EXERCISE BRIEF: Below are the records; copy each line in them that holds the word "Enregistrer".

TASK INPUTS:
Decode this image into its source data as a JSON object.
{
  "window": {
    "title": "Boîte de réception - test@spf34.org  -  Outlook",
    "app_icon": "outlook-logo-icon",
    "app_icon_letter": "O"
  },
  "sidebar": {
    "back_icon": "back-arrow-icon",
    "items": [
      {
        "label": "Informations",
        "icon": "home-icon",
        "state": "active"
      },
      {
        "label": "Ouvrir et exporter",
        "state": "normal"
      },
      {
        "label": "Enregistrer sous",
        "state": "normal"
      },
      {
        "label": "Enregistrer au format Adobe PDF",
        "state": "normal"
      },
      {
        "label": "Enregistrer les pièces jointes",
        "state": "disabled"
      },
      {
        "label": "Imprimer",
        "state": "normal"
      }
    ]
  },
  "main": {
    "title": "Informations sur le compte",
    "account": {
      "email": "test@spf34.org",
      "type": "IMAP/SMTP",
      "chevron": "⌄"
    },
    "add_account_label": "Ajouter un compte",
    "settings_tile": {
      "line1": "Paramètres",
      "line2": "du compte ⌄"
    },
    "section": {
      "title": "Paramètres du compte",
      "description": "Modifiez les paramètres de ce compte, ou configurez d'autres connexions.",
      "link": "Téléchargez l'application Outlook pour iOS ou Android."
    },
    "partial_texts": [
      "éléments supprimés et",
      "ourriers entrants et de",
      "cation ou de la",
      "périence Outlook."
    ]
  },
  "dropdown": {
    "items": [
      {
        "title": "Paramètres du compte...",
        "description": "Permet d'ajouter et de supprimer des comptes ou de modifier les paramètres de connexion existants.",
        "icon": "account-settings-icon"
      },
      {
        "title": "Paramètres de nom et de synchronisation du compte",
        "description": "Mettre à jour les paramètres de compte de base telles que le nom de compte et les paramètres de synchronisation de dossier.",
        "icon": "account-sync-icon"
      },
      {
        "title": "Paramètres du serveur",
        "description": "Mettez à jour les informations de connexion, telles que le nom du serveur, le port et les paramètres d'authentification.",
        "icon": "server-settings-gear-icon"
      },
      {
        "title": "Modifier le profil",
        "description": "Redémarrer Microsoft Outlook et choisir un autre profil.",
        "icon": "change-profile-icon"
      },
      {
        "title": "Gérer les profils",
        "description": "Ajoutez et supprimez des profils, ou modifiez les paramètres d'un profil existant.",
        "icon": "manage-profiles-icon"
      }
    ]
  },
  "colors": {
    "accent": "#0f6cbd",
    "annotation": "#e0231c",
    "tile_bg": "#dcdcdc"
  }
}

FINISHED ANSWER:
        "label": "Enregistrer sous",
        "label": "Enregistrer au format Adobe PDF",
        "label": "Enregistrer les pièces jointes",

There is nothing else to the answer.